[PROBLEM REQUIREMENTS] Scan the material and copy every line in which "importante" appears.

* Begin DATA EXCERPTS *

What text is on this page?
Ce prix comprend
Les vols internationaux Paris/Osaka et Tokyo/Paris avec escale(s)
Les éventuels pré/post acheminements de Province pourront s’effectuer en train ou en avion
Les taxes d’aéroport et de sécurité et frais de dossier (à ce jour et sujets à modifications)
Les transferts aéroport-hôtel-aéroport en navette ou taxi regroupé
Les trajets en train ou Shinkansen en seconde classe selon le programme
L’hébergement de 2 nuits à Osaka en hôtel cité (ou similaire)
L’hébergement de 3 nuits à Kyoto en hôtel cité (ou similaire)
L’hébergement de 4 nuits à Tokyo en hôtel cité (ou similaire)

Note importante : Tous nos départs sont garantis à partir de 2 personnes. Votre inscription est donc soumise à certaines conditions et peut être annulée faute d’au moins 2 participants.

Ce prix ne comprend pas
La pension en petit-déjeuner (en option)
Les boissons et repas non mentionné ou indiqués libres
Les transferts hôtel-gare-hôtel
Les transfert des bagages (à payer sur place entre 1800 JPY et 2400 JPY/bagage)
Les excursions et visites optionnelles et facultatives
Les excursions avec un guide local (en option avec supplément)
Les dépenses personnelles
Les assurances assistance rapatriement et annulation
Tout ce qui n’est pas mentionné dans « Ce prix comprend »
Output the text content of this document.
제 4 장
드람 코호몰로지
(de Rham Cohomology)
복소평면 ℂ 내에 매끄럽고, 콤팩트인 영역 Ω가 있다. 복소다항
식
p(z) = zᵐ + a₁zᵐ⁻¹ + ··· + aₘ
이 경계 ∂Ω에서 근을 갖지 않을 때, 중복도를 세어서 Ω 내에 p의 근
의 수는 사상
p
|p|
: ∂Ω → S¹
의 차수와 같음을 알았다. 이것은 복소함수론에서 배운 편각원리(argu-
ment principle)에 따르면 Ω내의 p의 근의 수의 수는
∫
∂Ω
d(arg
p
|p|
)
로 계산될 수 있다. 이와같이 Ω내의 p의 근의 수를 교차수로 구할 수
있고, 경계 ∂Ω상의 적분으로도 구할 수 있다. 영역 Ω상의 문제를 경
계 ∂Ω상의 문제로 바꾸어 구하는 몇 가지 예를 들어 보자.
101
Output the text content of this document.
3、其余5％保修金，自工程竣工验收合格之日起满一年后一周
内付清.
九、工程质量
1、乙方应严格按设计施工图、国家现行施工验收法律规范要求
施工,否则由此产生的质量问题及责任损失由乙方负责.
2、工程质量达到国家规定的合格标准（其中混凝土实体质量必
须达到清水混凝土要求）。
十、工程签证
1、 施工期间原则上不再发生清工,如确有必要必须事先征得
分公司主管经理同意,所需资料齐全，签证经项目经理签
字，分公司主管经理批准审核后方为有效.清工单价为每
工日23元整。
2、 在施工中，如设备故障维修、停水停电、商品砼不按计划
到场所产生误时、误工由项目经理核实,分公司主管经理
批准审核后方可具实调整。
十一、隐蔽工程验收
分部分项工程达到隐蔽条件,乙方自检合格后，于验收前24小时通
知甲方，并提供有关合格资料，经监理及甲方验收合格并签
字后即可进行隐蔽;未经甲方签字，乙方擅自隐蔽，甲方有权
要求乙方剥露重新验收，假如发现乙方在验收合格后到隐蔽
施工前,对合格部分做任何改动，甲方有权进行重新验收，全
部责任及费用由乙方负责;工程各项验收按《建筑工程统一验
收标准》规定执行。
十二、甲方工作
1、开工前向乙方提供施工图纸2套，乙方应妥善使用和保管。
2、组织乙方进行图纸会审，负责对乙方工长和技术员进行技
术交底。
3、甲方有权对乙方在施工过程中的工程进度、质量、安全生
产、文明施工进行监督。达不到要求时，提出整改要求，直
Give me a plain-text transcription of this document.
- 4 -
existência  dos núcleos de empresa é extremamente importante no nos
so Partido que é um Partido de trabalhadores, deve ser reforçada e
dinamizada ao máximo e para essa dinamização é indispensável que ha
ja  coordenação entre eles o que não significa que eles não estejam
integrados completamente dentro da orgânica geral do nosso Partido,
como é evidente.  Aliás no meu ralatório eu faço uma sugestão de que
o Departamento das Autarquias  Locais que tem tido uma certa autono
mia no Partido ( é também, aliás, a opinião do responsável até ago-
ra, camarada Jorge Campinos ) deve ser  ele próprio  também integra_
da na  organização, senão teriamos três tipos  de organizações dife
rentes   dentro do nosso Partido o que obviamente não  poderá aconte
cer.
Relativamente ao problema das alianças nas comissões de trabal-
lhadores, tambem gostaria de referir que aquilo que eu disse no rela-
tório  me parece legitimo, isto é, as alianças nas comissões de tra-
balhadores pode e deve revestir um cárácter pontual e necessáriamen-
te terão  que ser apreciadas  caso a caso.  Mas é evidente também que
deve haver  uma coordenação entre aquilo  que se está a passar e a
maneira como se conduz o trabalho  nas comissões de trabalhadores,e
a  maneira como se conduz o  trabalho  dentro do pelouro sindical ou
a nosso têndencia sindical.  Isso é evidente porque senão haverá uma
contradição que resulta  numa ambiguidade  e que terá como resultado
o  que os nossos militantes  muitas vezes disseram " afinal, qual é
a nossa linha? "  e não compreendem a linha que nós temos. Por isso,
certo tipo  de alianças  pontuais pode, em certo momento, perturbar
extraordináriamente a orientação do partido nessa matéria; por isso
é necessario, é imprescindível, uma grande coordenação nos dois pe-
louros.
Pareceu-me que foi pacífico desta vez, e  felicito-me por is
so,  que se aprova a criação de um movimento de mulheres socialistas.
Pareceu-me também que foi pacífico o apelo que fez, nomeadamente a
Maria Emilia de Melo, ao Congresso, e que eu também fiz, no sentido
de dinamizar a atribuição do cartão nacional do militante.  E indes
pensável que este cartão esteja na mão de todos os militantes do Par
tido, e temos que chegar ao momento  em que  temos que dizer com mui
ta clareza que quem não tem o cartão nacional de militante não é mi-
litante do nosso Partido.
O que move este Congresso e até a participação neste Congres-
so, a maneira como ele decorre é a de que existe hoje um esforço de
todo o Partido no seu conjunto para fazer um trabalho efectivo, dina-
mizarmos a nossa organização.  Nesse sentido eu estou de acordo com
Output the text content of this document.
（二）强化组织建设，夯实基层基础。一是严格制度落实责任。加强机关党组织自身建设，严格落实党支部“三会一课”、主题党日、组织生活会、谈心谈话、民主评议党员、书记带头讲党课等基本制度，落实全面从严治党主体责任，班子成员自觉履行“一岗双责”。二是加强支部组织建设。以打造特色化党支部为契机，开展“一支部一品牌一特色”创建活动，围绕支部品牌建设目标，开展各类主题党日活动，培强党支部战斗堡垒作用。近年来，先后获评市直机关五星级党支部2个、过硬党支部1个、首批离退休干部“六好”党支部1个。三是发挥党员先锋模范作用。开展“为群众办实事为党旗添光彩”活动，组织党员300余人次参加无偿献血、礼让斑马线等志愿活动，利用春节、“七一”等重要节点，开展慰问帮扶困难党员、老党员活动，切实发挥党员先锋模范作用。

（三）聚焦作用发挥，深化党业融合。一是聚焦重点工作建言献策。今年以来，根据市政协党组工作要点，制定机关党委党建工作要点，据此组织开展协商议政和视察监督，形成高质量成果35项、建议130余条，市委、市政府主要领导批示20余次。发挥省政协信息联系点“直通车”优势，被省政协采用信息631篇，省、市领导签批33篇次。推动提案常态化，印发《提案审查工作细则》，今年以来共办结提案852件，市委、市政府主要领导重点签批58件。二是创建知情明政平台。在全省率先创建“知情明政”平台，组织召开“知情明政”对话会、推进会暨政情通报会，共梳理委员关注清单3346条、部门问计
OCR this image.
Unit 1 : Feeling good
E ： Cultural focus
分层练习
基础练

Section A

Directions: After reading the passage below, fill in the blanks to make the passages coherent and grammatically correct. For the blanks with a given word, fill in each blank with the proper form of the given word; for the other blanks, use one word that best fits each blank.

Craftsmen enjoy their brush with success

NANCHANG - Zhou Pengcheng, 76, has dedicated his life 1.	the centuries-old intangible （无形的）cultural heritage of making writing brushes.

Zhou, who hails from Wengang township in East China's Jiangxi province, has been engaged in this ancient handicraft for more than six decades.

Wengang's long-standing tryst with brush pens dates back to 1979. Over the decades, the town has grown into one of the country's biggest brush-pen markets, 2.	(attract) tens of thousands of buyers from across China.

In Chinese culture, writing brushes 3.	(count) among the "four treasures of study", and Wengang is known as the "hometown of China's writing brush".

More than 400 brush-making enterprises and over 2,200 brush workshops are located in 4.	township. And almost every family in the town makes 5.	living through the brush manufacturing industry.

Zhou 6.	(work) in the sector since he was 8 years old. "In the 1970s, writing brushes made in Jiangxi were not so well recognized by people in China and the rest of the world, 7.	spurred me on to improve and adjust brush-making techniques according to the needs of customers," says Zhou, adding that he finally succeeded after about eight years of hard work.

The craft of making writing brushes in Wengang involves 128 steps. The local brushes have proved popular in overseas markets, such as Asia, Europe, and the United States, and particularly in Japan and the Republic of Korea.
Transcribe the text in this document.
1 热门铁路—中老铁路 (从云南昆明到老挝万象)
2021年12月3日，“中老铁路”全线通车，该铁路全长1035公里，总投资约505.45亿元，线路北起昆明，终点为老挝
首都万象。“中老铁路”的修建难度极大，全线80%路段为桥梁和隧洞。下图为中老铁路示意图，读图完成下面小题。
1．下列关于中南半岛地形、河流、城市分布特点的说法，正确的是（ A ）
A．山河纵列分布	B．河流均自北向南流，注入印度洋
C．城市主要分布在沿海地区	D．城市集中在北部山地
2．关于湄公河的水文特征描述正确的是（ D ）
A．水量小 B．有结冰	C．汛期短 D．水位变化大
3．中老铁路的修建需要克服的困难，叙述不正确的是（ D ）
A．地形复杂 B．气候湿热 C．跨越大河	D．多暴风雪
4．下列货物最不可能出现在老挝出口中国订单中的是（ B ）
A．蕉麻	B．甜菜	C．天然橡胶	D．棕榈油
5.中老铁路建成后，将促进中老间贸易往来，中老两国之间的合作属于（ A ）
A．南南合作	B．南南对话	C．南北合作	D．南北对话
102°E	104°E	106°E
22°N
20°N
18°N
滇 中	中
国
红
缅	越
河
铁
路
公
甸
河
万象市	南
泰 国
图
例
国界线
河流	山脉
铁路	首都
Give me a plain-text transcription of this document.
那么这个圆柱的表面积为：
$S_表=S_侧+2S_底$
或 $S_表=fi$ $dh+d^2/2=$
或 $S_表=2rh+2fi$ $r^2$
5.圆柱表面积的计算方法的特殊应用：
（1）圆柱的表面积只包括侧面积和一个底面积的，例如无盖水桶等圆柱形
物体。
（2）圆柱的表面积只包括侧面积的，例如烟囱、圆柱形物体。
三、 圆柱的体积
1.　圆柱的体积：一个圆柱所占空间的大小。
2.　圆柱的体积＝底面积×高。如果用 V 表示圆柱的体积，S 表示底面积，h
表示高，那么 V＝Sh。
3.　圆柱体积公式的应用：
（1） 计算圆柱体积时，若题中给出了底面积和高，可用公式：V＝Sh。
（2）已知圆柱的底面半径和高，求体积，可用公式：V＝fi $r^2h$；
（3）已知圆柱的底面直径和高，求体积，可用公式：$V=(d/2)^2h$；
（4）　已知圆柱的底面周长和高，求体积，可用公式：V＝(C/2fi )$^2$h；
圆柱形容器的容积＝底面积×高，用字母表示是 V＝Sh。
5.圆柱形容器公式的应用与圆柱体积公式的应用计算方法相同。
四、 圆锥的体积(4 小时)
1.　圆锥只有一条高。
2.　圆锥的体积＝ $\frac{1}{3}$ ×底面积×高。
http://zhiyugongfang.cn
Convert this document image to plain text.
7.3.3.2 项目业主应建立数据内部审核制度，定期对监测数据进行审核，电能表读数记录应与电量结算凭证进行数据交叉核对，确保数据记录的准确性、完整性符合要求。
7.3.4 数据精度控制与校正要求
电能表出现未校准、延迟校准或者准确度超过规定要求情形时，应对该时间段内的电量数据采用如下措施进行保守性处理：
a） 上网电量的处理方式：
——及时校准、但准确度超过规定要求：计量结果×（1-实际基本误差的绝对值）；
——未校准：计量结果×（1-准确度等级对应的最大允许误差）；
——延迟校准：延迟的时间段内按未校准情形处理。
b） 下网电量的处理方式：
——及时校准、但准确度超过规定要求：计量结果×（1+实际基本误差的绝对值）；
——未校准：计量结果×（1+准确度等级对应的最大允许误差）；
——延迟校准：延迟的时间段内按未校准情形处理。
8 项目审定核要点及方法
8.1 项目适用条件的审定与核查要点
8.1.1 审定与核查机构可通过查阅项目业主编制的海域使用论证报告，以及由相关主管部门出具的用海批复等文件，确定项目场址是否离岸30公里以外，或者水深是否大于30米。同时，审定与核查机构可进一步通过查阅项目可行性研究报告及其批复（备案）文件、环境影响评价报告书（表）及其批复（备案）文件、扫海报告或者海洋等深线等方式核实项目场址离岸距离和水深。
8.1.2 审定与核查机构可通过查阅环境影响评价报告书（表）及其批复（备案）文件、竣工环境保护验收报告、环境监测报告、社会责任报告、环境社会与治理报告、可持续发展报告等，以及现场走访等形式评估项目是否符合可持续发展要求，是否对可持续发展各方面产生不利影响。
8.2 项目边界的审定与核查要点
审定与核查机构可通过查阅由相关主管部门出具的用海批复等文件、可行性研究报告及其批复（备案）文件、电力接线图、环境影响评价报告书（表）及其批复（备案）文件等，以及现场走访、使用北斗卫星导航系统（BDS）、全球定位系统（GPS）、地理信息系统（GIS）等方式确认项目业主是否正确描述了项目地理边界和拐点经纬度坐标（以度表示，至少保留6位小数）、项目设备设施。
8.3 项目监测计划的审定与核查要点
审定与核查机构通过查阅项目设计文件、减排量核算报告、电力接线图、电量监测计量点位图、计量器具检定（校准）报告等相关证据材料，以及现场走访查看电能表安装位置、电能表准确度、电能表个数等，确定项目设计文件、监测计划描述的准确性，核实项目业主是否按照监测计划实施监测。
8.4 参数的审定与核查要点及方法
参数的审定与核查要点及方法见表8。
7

* End DATA EXCERPTS *

[ANSWER FOR THIS EXERCISE]
Note importante : Tous nos départs sont garantis à partir de 2 personnes. Votre inscription est donc soumise à certaines conditions et peut être annulée faute d’au moins 2 participants.
existência  dos núcleos de empresa é extremamente importante no nos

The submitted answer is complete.